[Stated task] Return the listing below line for line, with every line unchanged.

[Record extracts]
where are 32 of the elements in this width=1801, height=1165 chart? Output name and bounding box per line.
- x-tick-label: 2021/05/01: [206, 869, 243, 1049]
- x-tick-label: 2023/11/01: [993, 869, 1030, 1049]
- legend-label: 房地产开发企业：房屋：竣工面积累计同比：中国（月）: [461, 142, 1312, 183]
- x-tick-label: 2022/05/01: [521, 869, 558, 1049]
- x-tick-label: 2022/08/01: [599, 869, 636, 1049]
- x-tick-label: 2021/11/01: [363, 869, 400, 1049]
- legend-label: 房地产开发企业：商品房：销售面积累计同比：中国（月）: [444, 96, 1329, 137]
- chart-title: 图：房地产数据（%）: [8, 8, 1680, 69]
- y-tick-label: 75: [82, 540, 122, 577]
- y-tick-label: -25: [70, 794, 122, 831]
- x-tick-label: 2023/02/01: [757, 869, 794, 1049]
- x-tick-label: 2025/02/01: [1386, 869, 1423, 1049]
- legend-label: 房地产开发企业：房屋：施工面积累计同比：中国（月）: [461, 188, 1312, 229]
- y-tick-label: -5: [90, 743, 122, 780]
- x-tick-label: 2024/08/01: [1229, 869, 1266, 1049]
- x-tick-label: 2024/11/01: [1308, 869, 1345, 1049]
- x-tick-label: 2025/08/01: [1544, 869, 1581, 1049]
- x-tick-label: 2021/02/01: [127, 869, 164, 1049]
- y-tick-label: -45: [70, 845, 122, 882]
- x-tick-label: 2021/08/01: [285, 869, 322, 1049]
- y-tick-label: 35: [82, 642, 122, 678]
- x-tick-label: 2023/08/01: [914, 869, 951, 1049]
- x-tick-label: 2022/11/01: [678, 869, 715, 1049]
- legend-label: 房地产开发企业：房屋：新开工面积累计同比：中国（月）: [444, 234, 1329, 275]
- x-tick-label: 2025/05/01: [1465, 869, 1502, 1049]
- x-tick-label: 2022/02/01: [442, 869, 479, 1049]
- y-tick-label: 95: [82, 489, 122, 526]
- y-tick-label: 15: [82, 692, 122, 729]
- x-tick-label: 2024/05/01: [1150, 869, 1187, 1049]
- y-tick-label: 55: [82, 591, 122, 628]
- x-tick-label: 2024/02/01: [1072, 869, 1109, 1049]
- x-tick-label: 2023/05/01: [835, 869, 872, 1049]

[Result below]
where are 32 of the elements in this width=1801, height=1165 chart? Output name and bounding box per line.
- x-tick-label: 2021/05/01: [206, 869, 243, 1049]
- x-tick-label: 2023/11/01: [993, 869, 1030, 1049]
- legend-label: 房地产开发企业：房屋：竣工面积累计同比：中国（月）: [461, 142, 1312, 183]
- x-tick-label: 2022/05/01: [521, 869, 558, 1049]
- x-tick-label: 2022/08/01: [599, 869, 636, 1049]
- x-tick-label: 2021/11/01: [363, 869, 400, 1049]
- legend-label: 房地产开发企业：商品房：销售面积累计同比：中国（月）: [444, 96, 1329, 137]
- chart-title: 图：房地产数据（%）: [8, 8, 1680, 69]
- y-tick-label: 75: [82, 540, 122, 577]
- y-tick-label: -25: [70, 794, 122, 831]
- x-tick-label: 2023/02/01: [757, 869, 794, 1049]
- x-tick-label: 2025/02/01: [1386, 869, 1423, 1049]
- legend-label: 房地产开发企业：房屋：施工面积累计同比：中国（月）: [461, 188, 1312, 229]
- y-tick-label: -5: [90, 743, 122, 780]
- x-tick-label: 2024/08/01: [1229, 869, 1266, 1049]
- x-tick-label: 2024/11/01: [1308, 869, 1345, 1049]
- x-tick-label: 2025/08/01: [1544, 869, 1581, 1049]
- x-tick-label: 2021/02/01: [127, 869, 164, 1049]
- y-tick-label: -45: [70, 845, 122, 882]
- x-tick-label: 2021/08/01: [285, 869, 322, 1049]
- y-tick-label: 35: [82, 642, 122, 678]
- x-tick-label: 2023/08/01: [914, 869, 951, 1049]
- x-tick-label: 2022/11/01: [678, 869, 715, 1049]
- legend-label: 房地产开发企业：房屋：新开工面积累计同比：中国（月）: [444, 234, 1329, 275]
- x-tick-label: 2025/05/01: [1465, 869, 1502, 1049]
- x-tick-label: 2022/02/01: [442, 869, 479, 1049]
- y-tick-label: 95: [82, 489, 122, 526]
- y-tick-label: 15: [82, 692, 122, 729]
- x-tick-label: 2024/05/01: [1150, 869, 1187, 1049]
- y-tick-label: 55: [82, 591, 122, 628]
- x-tick-label: 2024/02/01: [1072, 869, 1109, 1049]
- x-tick-label: 2023/05/01: [835, 869, 872, 1049]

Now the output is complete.